[START Available data]
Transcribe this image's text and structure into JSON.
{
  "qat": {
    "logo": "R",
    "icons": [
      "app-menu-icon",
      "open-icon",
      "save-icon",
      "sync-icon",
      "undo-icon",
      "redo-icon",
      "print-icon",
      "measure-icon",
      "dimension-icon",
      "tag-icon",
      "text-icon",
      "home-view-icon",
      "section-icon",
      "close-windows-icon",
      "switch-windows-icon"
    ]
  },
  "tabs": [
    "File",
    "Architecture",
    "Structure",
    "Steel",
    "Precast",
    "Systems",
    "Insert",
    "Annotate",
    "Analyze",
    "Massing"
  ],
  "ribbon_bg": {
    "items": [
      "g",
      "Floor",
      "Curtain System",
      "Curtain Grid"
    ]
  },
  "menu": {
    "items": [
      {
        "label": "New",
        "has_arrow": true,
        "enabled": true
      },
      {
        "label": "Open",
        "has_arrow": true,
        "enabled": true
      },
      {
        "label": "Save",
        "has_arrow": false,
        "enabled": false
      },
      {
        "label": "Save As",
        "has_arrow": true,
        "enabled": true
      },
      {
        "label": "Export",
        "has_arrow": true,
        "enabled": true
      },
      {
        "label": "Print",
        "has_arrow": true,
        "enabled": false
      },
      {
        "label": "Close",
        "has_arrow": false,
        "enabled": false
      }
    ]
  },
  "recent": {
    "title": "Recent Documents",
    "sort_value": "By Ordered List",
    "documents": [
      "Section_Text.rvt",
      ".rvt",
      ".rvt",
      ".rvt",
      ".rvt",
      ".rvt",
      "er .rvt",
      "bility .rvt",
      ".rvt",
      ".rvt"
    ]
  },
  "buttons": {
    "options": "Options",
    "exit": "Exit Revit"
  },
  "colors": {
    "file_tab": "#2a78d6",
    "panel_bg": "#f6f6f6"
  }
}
[END Available data]
### What to produce
Repeat the data in its entirety, character for character.

### Solution to this exercise
Transcribe this image's text and structure into JSON.
{
  "qat": {
    "logo": "R",
    "icons": [
      "app-menu-icon",
      "open-icon",
      "save-icon",
      "sync-icon",
      "undo-icon",
      "redo-icon",
      "print-icon",
      "measure-icon",
      "dimension-icon",
      "tag-icon",
      "text-icon",
      "home-view-icon",
      "section-icon",
      "close-windows-icon",
      "switch-windows-icon"
    ]
  },
  "tabs": [
    "File",
    "Architecture",
    "Structure",
    "Steel",
    "Precast",
    "Systems",
    "Insert",
    "Annotate",
    "Analyze",
    "Massing"
  ],
  "ribbon_bg": {
    "items": [
      "g",
      "Floor",
      "Curtain System",
      "Curtain Grid"
    ]
  },
  "menu": {
    "items": [
      {
        "label": "New",
        "has_arrow": true,
        "enabled": true
      },
      {
        "label": "Open",
        "has_arrow": true,
        "enabled": true
      },
      {
        "label": "Save",
        "has_arrow": false,
        "enabled": false
      },
      {
        "label": "Save As",
        "has_arrow": true,
        "enabled": true
      },
      {
        "label": "Export",
        "has_arrow": true,
        "enabled": true
      },
      {
        "label": "Print",
        "has_arrow": true,
        "enabled": false
      },
      {
        "label": "Close",
        "has_arrow": false,
        "enabled": false
      }
    ]
  },
  "recent": {
    "title": "Recent Documents",
    "sort_value": "By Ordered List",
    "documents": [
      "Section_Text.rvt",
      ".rvt",
      ".rvt",
      ".rvt",
      ".rvt",
      ".rvt",
      "er .rvt",
      "bility .rvt",
      ".rvt",
      ".rvt"
    ]
  },
  "buttons": {
    "options": "Options",
    "exit": "Exit Revit"
  },
  "colors": {
    "file_tab": "#2a78d6",
    "panel_bg": "#f6f6f6"
  }
}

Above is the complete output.